>> Begin Supplied records

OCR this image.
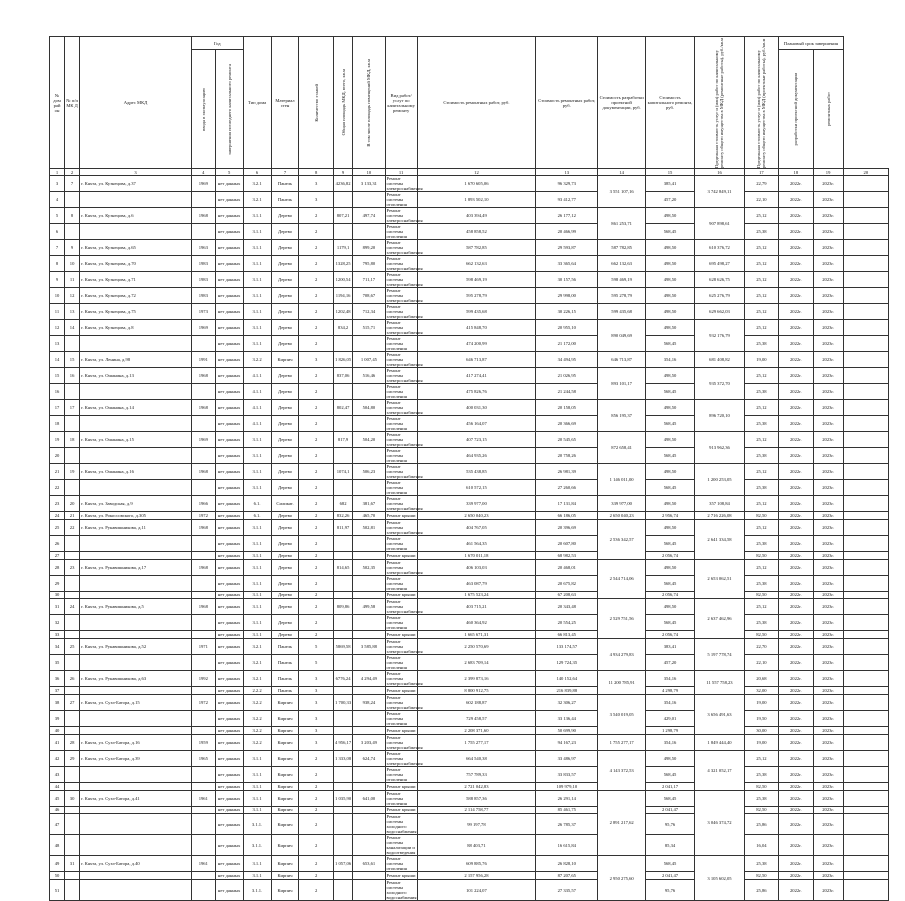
№ дом рай он	№ п/п МК Д	Адрес МКД	Год		Тип дома	Материал стен	Количество этажей	Общая площадь МКД, всего, кв.м	В том числе площадь помещений МКД, кв.м	Вид работ/услуг по капитальному ремонту	Стоимость ремонтных работ, руб.	Стоимость ремонтных работ, руб.	Стоимость разработки проектной документации, руб.	Стоимость капитального ремонта, руб.	Предельная стоимость услуг и (или) работ по капитальному ремонту общего имущества в МКД (ремонтные работы), руб./кв.м	Предельная стоимость услуг и (или) работ по капитальному ремонту общего имущества в МКД (проектные работы), руб./кв.м	Плановый срок завершения		

			ввода в эксплуатацию	завершения последнего капитального ремонта													разработки проектной документации	ремонтных работ	

1	2	3	4	5	6	7	8	9	10	11	12	13	14	15	16	17	18	19	20
3	7	г. Кяхта, ул. Кузнецова, д.37	1969	нет данных	3.2.1	Панель	3	4236,82	3 133,31	Ремонт системы электроснабжения	1 670 605,06	96 329,73	3 551 107,16	385,41	3 742 849,11	22,79	2022г.	2023г.	
4				нет данных	3.2.1	Панель	3			Ремонт системы отопления	1 893 502,10	93 412,77		457,20		22,10	2022г.	2023г.	
5	8	г. Кяхта, ул. Кузнецова, д.6	1968	нет данных	3.1.1	Дерево	2	807,21	497,74	Ремонт системы электроснабжения	403 394,49	26 177,12	861 253,71	498,50	907 898,61	25,12	2022г.	2023г.	
6				нет данных	3.1.1	Дерево	2			Ремонт системы отопления	458 858,52	20 466,99		568,45		25,38	2022г.	2023г.	
7	9	г. Кяхта, ул. Кузнецова, д.65	1963	нет данных	3.1.1	Дерево	2	1179,1	899,20	Ремонт системы электроснабжения	587 782,85	29 593,87	587 782,85	498,50	610 376,72	25,12	2022г.	2023г.	
8	10	г. Кяхта, ул. Кузнецова, д.70	1983	нет данных	3.1.1	Дерево	2	1328,25	795,80	Ремонт системы электроснабжения	662 132,63	33 365,64	662 132,63	498,50	695 498,27	25,12	2022г.	2023г.	
9	11	г. Кяхта, ул. Кузнецова, д.71	1983	нет данных	3.1.1	Дерево	2	1200,54	711,17	Ремонт системы электроснабжения	598 469,19	30 157,56	598 469,19	498,50	628 626,75	25,12	2022г.	2023г.	
10	12	г. Кяхта, ул. Кузнецова, д.72	1983	нет данных	3.1.1	Дерево	2	1194,16	708,67	Ремонт системы электроснабжения	595 278,79	29 998,00	595 278,79	498,50	625 276,79	25,12	2022г.	2023г.	
11	13	г. Кяхта, ул. Кузнецова, д.75	1973	нет данных	3.1.1	Дерево	2	1202,48	712,34	Ремонт системы электроснабжения	599 435,68	30 226,15	599 435,68	498,50	629 662,03	25,12	2022г.	2023г.	
12	14	г. Кяхта, ул. Кузнецова, д.8	1969	нет данных	3.1.1	Дерево	2	834,2	515,71	Ремонт системы электроснабжения	415 848,70	20 955,10	890 049,69	498,50	932 176,79	25,12	2022г.	2023г.	
13				нет данных	3.1.1	Дерево	2			Ремонт системы отопления	474 200,99	21 172,00		568,45		25,38	2022г.	2023г.	
14	15	г. Кяхта, ул. Ленина, д.98	1991	нет данных	3.2.2	Кирпич	3	1 826,05	1 007,45	Ремонт системы электроснабжения	646 713,87	34 494,95	646 713,87	354,16	681 408,82	19,00	2022г.	2023г.	
15	16	г. Кяхта, ул. Ошанина, д.13	1968	нет данных	4.1.1	Дерево	2	837,06	516,46	Ремонт системы электроснабжения	417 274,41	21 026,95	893 101,17	498,50	935 372,70	25,12	2022г.	2023г.	
16				нет данных	4.1.1	Дерево	2			Ремонт системы отопления	475 826,76	21 244,58		568,45		25,38	2022г.	2023г.	
17	17	г. Кяхта, ул. Ошанина, д.14	1968	нет данных	4.1.1	Дерево	2	802,47	504,80	Ремонт системы электроснабжения	400 031,30	20 158,05	856 195,37	498,50	896 720,10	25,12	2022г.	2023г.	
18				нет данных	4.1.1	Дерево	2			Ремонт системы отопления	456 164,07	20 366,69		568,45		25,38	2022г.	2023г.	
19	18	г. Кяхта, ул. Ошанина, д.15	1969	нет данных	3.1.1	Дерево	2	817,9	504,20	Ремонт системы электроснабжения	407 723,15	20 545,65	872 658,41	498,50	913 962,36	25,12	2022г.	2023г.	
20				нет данных	3.1.1	Дерево	2			Ремонт системы отопления	464 935,26	20 758,26		568,45		25,38	2022г.	2023г.	
21	19	г. Кяхта, ул. Ошанина, д.16	1968	нет данных	3.1.1	Дерево	2	1074,1	506,23	Ремонт системы электроснабжения	535 438,85	26 981,39	1 146 011,00	498,50	1 200 253,05	25,12	2022г.	2023г.	
22				нет данных	3.1.1	Дерево	2			Ремонт системы отопления	610 572,15	27 260,66		568,45		25,38	2022г.	2023г.	
23	20	г. Кяхта, ул. Заводская, д.9	1966	нет данных	6.1.	Силикат.	2	682	381,67	Ремонт системы электроснабжения	339 977,00	17 131,84	339 977,00	498,50	357 108,84	25,12	2022г.	2023г.	
24	21	г. Кяхта, ул. Рокоссовского, д.305	1972	нет данных	6.1.	Дерево	2	832,26	465,70	Ремонт крыши	2 650 040,23	66 186,05	2 650 040,23	2 956,74	2 716 226,08	82,50	2022г.	2023г.	
25	22	г. Кяхта, ул. Рукавишникова, д.11	1968	нет данных	3.1.1	Дерево	2	811,97	502,81	Ремонт системы электроснабжения	404 767,05	20 396,69	2 536 342,57	498,50	2 641 334,58	25,12	2022г.	2023г.	
26				нет данных	3.1.1	Дерево	2			Ремонт системы отопления	461 564,35	20 607,80		568,45		25,38	2022г.	2023г.	
27				нет данных	3.1.1	Дерево	2			Ремонт крыши	1 670 011,18	68 982,53		2 056,74		82,50	2022г.	2023г.	
28	23	г. Кяхта, ул. Рукавишникова, д.17	1968	нет данных	3.1.1	Дерево	2	814,65	502,35	Ремонт системы электроснабжения	406 103,03	20 468,01	2 544 714,06	498,50	2 653 062,51	25,12	2022г.	2023г.	
29				нет данных	3.1.1	Дерево	2			Ремонт системы отопления	463 087,79	20 675,82		568,45		25,38	2022г.	2023г.	
30				нет данных	3.1.1	Дерево	2			Ремонт крыши	1 675 523,24	67 208,63		2 056,74		82,50	2022г.	2023г.	
31	24	г. Кяхта, ул. Рукавишникова, д.5	1968	нет данных	3.1.1	Дерево	2	809,86	499,58	Ремонт системы электроснабжения	403 715,21	20 343,48	2 529 751,56	498,50	2 637 462,96	25,12	2022г.	2023г.	
32				нет данных	3.1.1	Дерево	2			Ремонт системы отопления	460 364,92	20 554,25		568,45		25,38	2022г.	2023г.	
33				нет данных	3.1.1	Дерево	2			Ремонт крыши	1 665 671,31	66 813,45		2 056,74		82,50	2022г.	2023г.	
34	25	г. Кяхта, ул. Рукавишникова, д.52	1971	нет данных	3.2.1	Панель	5	5869,58	3 585,88	Ремонт системы электроснабжения	2 250 570,69	133 174,57	4 934 279,83	383,41	5 197 778,74	22,70	2022г.	2023г.	
35				нет данных	3.2.1	Панель	5			Ремонт системы отопления	2 683 709,14	129 724,35		457,20		22,10	2022г.	2023г.	
36	26	г. Кяхта, ул. Рукавишникова, д.63	1992	нет данных	3.2.1	Панель	3	6776,24	4 294,49	Ремонт системы электроснабжения	2 399 873,16	140 152,64	11 200 785,91	354,16	11 557 758,23	20,68	2022г.	2023г.	
37				нет данных	2.2.2	Панель	3			Ремонт крыши	8 800 912,75	216 839,88		4 298,79		32,00	2022г.	2023г.	
38	27	г. Кяхта, ул. Сухэ-Батора, д.15	1972	нет данных	3.2.2	Кирпич	3	1 700,33	938,24	Ремонт системы электроснабжения	602 188,87	32 306,27	3 540 019,05	354,16	3 656 491,63	19,00	2022г.	2023г.	
39				нет данных	3.2.2	Кирпич	3			Ремонт системы отопления	729 458,57	33 136,44		429,01		19,50	2022г.	2023г.	
40				нет данных	3.2.2	Кирпич	3			Ремонт крыши	2 208 371,60	50 699,90		1 298,79		30,00	2022г.	2023г.	
41	28	г. Кяхта, ул. Сухэ-Батора, д.16	1959	нет данных	3.2.2	Кирпич	3	4 956,17	3 203,49	Ремонт системы электроснабжения	1 755 277,17	94 167,23	1 755 277,17	354,16	1 849 444,40	19,00	2022г.	2023г.	
42	29	г. Кяхта, ул. Сухэ-Батора, д.39	1965	нет данных	3.1.1	Кирпич	2	1 333,08	624,74	Ремонт системы электроснабжения	664 540,38	33 486,97	4 143 372,53	498,50	4 321 052,17	25,12	2022г.	2023г.	
43				нет данных	3.1.1	Кирпич	2			Ремонт системы отопления	757 789,33	33 833,57		568,45		25,38	2022г.	2023г.	
44				нет данных	3.1.1	Кирпич	2			Ремонт крыши	2 721 042,83	109 979,10		2 041,17		82,50	2022г.	2023г.	
45	30	г. Кяхта, ул. Сухэ-Батора, д.41	1961	нет данных	3.1.1	Кирпич	2	1 035,90	641,00	Ремонт системы отопления	588 857,36	26 291,14	2 891 217,62	568,45	3 046 374,72	25,38	2022г.	2023г.	
46				нет данных	3.1.1	Кирпич	2			Ремонт крыши	2 114 758,77	85 461,75		2 041,47		82,50	2022г.	2023г.	
47				нет данных	3.1.1.	Кирпич	2			Ремонт системы холодного водоснабжения	99 197,78	26 785,37		95,76		25,86	2022г.	2023г.	
48				нет данных	3.1.1.	Кирпич	2			Ремонт системы канализации и водоотведения	88 403,71	16 615,84		85,34		16,04	2022г.	2023г.	
49	31	г. Кяхта, ул. Сухэ-Батора, д.40	1961	нет данных	3.1.1	Кирпич	2	1 057,06	653,61	Ремонт системы отопления	609 885,76	26 828,10	2 950 275,60	568,45	3 105 602,05	25,38	2022г.	2023г.	
50				нет данных	3.1.1	Кирпич	2			Ремонт крыши	2 157 956,28	87 207,65		2 041,47		82,50	2022г.	2023г.	
51				нет данных	3.1.1.	Кирпич	2			Ремонт системы холодного водоснабжения	101 224,07	27 335,57		95,76		25,86	2022г.	2023г.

>> End Supplied records

Task details: Gather each line holding the string "проектной".

Correct result:
№ дом рай он	№ п/п МК Д	Адрес МКД	Год		Тип дома	Материал стен	Количество этажей	Общая площадь МКД, всего, кв.м	В том числе площадь помещений МКД, кв.м	Вид работ/услуг по капитальному ремонту	Стоимость ремонтных работ, руб.	Стоимость ремонтных работ, руб.	Стоимость разработки проектной документации, руб.	Стоимость капитального ремонта, руб.	Предельная стоимость услуг и (или) работ по капитальному ремонту общего имущества в МКД (ремонтные работы), руб./кв.м	Предельная стоимость услуг и (или) работ по капитальному ремонту общего имущества в МКД (проектные работы), руб./кв.м	Плановый срок завершения		
			ввода в эксплуатацию	завершения последнего капитального ремонта													разработки проектной документации	ремонтных работ	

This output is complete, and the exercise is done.